> [TASK DETAILS] Review the material and extract every line in which the word "Payments" occurs.

> [DATASET CONTENT]
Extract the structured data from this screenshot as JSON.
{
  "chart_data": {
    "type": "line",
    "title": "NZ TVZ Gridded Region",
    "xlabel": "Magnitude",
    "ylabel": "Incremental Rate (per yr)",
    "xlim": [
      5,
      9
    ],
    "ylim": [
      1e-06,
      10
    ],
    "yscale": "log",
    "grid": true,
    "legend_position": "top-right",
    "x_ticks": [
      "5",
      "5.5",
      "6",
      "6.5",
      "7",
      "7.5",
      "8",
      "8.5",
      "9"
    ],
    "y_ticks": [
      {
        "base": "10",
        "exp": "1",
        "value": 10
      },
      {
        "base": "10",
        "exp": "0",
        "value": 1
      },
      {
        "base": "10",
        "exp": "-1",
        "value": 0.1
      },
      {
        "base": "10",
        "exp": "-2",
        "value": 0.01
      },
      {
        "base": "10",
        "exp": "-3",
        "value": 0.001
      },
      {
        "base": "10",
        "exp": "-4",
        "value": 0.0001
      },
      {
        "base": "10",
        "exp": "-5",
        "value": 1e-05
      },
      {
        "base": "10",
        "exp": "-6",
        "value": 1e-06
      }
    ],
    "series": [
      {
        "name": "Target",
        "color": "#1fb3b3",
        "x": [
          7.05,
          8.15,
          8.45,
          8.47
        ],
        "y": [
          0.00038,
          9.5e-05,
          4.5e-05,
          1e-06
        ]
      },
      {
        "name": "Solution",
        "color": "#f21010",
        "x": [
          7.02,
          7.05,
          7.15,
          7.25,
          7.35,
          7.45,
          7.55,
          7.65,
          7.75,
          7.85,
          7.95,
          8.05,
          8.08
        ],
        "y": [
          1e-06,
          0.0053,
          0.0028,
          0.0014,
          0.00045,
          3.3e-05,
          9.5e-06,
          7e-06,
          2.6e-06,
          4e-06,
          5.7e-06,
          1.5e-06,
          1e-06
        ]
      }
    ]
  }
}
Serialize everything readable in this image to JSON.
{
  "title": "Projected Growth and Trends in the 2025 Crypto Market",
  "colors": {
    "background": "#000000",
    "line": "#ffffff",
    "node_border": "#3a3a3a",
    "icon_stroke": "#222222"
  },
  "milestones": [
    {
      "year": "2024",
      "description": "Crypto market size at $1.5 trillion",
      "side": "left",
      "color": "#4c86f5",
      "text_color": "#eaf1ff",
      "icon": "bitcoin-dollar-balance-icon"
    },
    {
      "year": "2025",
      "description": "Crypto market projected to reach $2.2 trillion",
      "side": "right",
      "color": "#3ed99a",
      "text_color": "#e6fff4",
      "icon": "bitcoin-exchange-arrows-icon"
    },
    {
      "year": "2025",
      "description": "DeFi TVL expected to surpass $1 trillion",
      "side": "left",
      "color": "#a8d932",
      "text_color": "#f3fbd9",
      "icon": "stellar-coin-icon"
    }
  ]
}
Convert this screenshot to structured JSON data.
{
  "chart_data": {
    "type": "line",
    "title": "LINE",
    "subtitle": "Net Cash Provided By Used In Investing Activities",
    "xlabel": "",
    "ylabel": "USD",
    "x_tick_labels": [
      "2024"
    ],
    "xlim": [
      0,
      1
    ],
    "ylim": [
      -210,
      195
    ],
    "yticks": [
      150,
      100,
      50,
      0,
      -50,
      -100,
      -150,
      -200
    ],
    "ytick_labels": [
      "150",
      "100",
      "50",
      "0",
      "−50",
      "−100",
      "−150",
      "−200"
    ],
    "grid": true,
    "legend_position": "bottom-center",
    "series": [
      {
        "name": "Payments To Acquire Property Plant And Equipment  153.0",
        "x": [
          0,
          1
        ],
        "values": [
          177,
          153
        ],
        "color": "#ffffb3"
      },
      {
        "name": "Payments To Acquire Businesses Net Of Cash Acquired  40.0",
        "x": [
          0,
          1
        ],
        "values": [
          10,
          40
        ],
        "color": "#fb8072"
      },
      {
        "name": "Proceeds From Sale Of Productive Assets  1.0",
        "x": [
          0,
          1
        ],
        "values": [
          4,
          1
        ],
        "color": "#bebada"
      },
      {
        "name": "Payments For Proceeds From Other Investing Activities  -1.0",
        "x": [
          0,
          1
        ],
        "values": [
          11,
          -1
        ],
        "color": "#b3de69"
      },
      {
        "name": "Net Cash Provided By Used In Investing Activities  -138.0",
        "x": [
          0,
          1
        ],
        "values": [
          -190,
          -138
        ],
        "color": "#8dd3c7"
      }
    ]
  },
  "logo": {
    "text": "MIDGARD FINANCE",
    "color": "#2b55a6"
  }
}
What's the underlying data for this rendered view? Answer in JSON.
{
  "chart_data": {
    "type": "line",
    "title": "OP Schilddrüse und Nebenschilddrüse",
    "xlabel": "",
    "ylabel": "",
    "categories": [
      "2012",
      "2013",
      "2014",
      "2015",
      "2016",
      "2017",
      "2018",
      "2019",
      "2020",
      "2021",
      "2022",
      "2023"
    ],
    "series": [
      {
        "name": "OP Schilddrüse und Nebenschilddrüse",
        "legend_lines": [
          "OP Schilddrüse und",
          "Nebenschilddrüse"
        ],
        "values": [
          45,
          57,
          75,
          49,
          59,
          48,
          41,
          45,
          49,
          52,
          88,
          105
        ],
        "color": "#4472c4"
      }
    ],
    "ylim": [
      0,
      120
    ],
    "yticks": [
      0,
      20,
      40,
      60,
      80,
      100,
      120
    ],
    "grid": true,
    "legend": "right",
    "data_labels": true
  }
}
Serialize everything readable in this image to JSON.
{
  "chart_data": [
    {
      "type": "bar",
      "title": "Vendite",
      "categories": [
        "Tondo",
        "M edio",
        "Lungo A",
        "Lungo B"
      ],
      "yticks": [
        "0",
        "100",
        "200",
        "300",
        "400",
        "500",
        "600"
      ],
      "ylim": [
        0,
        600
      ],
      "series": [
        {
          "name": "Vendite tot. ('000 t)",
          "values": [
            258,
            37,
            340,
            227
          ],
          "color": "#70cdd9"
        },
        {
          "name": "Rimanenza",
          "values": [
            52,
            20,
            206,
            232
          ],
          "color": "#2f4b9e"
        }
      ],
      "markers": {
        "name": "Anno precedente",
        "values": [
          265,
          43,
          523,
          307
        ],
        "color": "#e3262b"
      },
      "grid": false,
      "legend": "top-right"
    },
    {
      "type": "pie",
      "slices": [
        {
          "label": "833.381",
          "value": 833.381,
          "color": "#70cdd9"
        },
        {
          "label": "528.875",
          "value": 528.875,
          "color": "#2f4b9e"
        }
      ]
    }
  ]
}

> [EXERCISE OUTPUT]
        "name": "Payments To Acquire Property Plant And Equipment  153.0",
        "name": "Payments To Acquire Businesses Net Of Cash Acquired  40.0",
        "name": "Payments For Proceeds From Other Investing Activities  -1.0",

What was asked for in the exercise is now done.